WRITTEN EXERCISE →
Rewrite the stretch from the start of the records through the line that contains "- y-tick-label: Region Stockholm: [165, 362, 311, 382]", swapping every "y-tick-label" for "axis-label" and leaving everything else unchanged.

Rows from a dataset →
★ ★ ★ ★ ★
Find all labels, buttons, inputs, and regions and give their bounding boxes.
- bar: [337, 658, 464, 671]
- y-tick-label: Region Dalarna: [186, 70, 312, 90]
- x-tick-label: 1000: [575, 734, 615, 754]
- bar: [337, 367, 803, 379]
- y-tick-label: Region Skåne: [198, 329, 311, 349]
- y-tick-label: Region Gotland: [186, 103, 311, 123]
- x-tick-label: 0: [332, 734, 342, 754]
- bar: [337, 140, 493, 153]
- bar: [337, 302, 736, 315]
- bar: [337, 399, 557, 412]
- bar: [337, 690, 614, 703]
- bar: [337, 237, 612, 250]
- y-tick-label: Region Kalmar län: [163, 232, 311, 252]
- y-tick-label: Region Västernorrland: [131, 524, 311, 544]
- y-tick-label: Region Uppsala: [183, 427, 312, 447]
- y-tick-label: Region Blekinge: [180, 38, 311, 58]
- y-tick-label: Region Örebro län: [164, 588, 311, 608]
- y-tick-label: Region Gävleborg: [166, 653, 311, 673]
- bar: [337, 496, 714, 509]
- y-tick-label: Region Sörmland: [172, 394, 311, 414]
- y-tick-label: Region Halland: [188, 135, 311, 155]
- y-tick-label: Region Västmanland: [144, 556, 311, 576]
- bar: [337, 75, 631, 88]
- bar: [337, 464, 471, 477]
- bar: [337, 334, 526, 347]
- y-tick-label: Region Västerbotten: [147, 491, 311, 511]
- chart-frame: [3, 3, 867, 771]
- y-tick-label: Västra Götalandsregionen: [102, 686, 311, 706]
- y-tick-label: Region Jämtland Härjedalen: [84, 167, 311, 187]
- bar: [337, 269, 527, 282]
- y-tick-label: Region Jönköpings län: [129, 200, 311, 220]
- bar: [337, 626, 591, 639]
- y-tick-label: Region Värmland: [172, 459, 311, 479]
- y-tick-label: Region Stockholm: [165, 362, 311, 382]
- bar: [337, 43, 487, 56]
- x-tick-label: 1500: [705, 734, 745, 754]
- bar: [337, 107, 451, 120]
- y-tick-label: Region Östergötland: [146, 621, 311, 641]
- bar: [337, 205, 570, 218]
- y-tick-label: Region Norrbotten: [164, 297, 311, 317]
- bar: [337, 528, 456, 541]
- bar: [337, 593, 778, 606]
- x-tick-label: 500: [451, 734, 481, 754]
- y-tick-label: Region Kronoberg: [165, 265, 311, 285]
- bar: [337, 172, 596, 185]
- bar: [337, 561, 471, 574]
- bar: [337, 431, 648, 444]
★ ★ ★ ★ ★
EXERCISE OUTPUT →
Find all labels, buttons, inputs, and regions and give their bounding boxes.
- bar: [337, 658, 464, 671]
- axis-label: Region Dalarna: [186, 70, 312, 90]
- x-tick-label: 1000: [575, 734, 615, 754]
- bar: [337, 367, 803, 379]
- axis-label: Region Skåne: [198, 329, 311, 349]
- axis-label: Region Gotland: [186, 103, 311, 123]
- x-tick-label: 0: [332, 734, 342, 754]
- bar: [337, 140, 493, 153]
- bar: [337, 302, 736, 315]
- bar: [337, 399, 557, 412]
- bar: [337, 690, 614, 703]
- bar: [337, 237, 612, 250]
- axis-label: Region Kalmar län: [163, 232, 311, 252]
- axis-label: Region Västernorrland: [131, 524, 311, 544]
- axis-label: Region Uppsala: [183, 427, 312, 447]
- axis-label: Region Blekinge: [180, 38, 311, 58]
- axis-label: Region Örebro län: [164, 588, 311, 608]
- axis-label: Region Gävleborg: [166, 653, 311, 673]
- bar: [337, 496, 714, 509]
- axis-label: Region Sörmland: [172, 394, 311, 414]
- axis-label: Region Halland: [188, 135, 311, 155]
- axis-label: Region Västmanland: [144, 556, 311, 576]
- bar: [337, 75, 631, 88]
- bar: [337, 464, 471, 477]
- bar: [337, 334, 526, 347]
- axis-label: Region Västerbotten: [147, 491, 311, 511]
- chart-frame: [3, 3, 867, 771]
- axis-label: Västra Götalandsregionen: [102, 686, 311, 706]
- axis-label: Region Jämtland Härjedalen: [84, 167, 311, 187]
- bar: [337, 269, 527, 282]
- axis-label: Region Jönköpings län: [129, 200, 311, 220]
- bar: [337, 626, 591, 639]
- axis-label: Region Värmland: [172, 459, 311, 479]
- axis-label: Region Stockholm: [165, 362, 311, 382]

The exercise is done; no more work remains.